**Your task:**
Identify the lines that include the word "Pollution", then copy all of them.
══════════════════════════════
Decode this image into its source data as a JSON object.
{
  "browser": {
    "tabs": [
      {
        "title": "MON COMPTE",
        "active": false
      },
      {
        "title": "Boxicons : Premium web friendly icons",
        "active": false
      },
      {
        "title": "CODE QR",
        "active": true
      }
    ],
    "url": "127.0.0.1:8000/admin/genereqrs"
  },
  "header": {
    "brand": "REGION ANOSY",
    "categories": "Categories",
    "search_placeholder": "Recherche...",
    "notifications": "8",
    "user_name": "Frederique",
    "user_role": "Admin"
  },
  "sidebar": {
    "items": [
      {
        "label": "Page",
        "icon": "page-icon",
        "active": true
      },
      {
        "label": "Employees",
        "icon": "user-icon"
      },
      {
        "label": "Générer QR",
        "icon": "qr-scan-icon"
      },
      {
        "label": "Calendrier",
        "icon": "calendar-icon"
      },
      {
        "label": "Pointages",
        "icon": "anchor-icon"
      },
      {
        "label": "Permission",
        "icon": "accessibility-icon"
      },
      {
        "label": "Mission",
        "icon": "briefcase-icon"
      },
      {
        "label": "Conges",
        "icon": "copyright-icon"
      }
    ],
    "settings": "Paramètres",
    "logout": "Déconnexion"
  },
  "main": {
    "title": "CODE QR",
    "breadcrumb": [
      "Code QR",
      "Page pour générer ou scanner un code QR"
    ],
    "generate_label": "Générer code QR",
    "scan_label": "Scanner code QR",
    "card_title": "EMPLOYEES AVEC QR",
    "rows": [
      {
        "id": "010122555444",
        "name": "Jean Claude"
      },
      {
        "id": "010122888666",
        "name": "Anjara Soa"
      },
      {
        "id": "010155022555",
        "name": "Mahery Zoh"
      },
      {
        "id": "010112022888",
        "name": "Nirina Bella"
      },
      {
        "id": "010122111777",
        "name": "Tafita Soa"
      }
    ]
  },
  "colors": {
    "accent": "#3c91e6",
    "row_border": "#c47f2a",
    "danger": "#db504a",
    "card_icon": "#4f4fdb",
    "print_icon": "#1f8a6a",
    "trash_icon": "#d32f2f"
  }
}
══════════════════════════════
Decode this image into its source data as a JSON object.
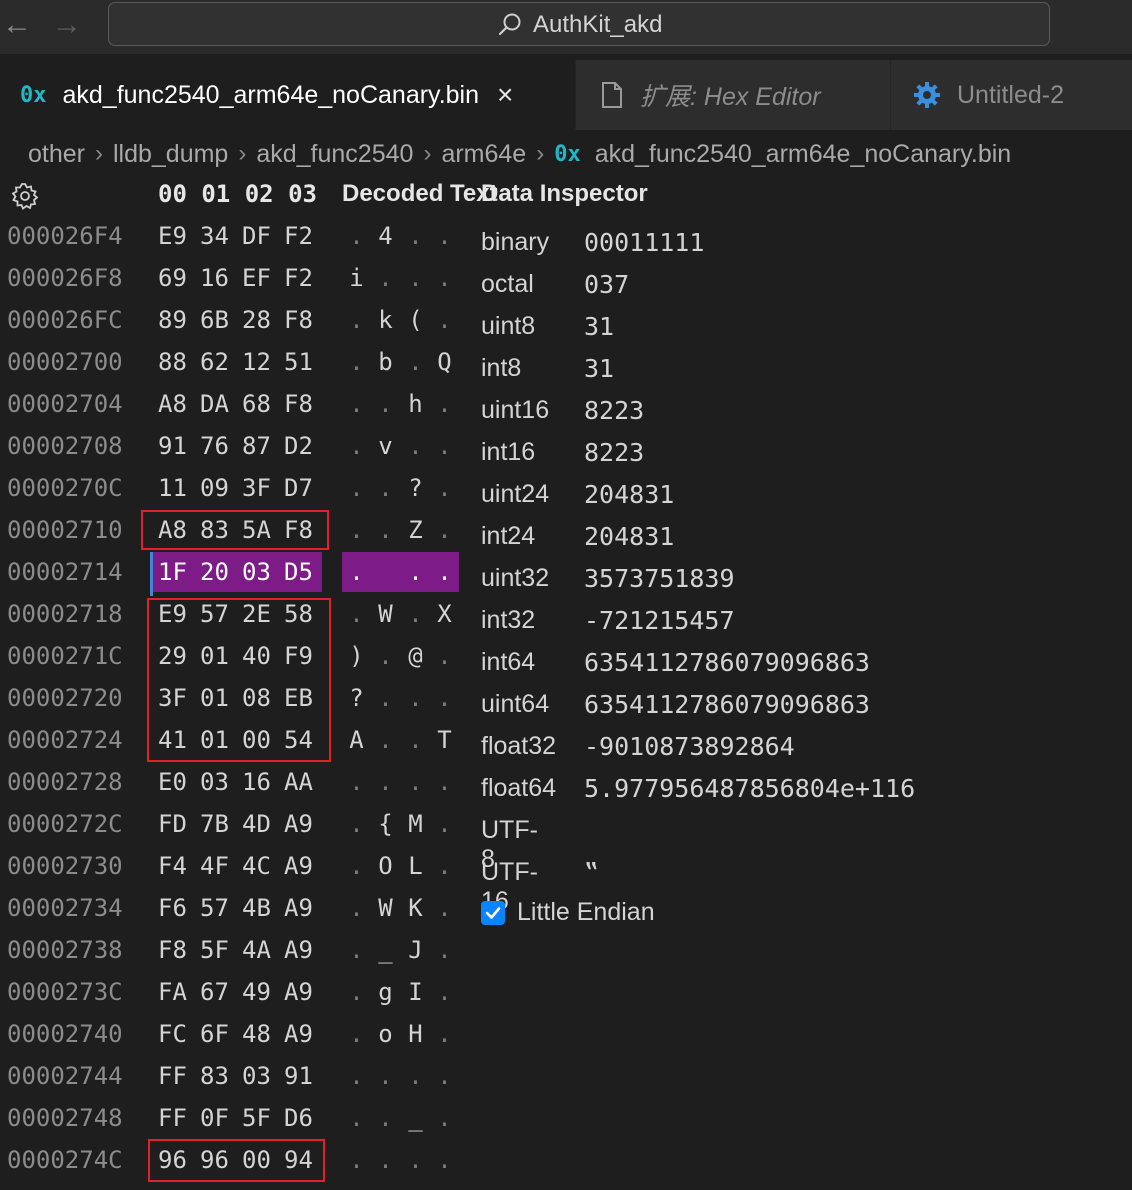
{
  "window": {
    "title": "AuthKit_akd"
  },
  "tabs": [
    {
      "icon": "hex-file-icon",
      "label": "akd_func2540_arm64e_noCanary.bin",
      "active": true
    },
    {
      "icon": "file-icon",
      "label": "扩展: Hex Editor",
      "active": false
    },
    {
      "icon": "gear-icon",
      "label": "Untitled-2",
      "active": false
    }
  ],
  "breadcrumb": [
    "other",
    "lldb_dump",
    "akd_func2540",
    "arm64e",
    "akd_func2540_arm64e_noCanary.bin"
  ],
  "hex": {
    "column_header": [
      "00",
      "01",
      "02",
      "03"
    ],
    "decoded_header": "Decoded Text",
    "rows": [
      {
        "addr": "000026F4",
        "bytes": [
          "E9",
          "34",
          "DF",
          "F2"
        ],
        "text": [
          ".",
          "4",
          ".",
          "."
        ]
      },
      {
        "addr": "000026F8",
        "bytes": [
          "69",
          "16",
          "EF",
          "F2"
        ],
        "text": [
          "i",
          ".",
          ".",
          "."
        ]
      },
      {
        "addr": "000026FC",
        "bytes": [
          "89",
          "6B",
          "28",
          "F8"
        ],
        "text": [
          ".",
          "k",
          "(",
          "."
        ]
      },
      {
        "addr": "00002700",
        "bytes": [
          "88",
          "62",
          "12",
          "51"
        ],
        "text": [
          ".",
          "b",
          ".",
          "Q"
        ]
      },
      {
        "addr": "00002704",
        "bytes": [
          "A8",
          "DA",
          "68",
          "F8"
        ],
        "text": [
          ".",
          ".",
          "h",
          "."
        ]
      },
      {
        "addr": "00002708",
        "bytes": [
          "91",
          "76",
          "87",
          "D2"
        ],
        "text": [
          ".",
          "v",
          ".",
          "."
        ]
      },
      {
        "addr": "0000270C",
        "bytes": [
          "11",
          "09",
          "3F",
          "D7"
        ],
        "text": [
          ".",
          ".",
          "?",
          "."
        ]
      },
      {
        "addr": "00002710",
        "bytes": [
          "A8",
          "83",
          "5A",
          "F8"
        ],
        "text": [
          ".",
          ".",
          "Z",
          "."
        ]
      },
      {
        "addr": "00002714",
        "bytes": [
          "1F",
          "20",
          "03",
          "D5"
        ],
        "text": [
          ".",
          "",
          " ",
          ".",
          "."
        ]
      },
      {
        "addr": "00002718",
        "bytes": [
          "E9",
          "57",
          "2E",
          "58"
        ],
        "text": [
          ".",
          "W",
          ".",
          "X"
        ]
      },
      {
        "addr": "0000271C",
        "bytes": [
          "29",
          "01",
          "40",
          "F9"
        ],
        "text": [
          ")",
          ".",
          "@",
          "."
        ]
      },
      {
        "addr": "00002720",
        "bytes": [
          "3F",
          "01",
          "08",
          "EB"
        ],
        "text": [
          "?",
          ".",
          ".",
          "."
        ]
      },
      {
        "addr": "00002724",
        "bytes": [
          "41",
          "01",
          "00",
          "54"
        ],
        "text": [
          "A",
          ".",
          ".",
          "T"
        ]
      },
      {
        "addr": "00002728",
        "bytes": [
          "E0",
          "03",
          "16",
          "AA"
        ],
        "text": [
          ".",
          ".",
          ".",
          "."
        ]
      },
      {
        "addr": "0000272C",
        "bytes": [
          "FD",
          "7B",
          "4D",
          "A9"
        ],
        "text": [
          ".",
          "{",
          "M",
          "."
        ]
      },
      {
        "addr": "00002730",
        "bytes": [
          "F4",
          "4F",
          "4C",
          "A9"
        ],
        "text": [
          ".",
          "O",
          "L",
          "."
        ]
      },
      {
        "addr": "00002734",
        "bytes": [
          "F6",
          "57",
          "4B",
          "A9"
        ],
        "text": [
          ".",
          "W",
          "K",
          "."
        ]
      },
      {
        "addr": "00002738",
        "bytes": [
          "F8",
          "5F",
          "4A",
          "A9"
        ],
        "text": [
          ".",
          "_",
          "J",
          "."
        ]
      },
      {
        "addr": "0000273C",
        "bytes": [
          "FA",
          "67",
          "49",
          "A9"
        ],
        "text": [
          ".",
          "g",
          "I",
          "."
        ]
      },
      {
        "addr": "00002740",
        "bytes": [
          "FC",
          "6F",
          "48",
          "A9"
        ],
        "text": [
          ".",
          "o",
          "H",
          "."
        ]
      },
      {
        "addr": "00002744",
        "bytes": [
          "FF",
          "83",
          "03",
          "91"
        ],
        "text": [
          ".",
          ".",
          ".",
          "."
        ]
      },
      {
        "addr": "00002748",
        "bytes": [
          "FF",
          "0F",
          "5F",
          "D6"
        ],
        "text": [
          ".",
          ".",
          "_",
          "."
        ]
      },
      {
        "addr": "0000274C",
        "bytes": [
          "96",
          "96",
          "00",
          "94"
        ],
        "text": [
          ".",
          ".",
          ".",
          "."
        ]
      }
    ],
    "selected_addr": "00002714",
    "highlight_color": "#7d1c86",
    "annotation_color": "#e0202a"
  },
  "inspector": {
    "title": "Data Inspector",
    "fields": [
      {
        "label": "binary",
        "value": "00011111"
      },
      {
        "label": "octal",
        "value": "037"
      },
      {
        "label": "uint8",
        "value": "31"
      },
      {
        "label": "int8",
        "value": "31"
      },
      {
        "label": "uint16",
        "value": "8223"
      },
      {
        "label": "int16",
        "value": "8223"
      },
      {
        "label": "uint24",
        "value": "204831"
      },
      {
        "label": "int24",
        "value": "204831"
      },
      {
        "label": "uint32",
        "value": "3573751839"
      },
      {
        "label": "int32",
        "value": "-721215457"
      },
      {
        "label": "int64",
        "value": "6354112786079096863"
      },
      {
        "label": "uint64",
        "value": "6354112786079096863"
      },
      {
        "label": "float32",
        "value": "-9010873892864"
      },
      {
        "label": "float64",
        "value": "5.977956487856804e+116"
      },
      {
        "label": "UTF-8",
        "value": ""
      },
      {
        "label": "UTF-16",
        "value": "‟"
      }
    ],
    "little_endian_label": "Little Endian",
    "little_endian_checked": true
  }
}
══════════════════════════════
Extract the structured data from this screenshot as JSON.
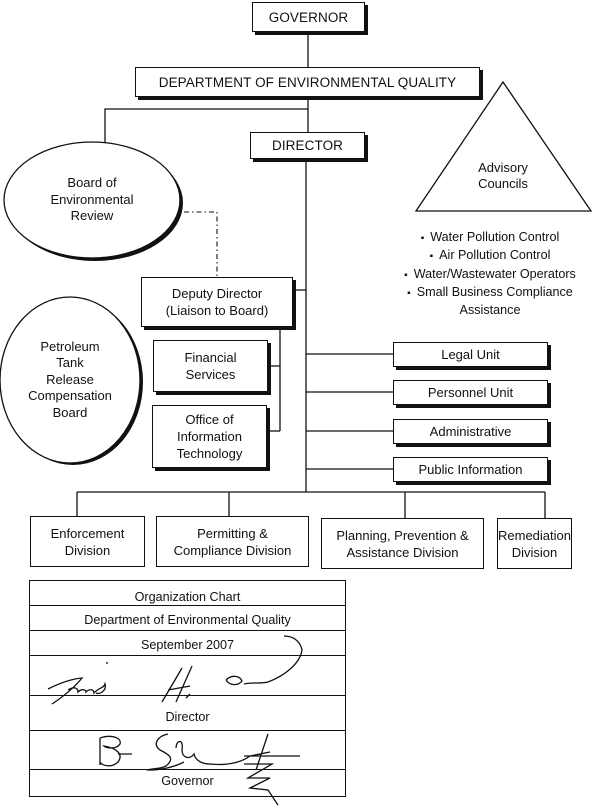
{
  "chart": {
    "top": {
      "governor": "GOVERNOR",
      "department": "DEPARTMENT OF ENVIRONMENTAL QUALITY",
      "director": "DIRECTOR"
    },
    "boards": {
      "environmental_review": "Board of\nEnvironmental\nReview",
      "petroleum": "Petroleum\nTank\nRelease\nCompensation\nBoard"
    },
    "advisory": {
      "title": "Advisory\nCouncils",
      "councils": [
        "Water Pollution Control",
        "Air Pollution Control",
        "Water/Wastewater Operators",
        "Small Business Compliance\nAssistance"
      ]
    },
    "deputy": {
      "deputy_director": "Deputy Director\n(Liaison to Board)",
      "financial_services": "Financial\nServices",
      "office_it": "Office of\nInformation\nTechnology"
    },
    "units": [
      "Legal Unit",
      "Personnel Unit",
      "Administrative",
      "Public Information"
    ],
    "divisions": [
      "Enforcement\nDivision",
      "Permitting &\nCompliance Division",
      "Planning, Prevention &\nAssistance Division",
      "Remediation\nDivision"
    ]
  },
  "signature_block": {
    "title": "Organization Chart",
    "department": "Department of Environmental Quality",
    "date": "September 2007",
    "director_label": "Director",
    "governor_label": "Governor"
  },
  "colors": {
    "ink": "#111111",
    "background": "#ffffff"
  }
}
══════════════════════════════
**The response:**
        "Water Pollution Control",
        "Air Pollution Control",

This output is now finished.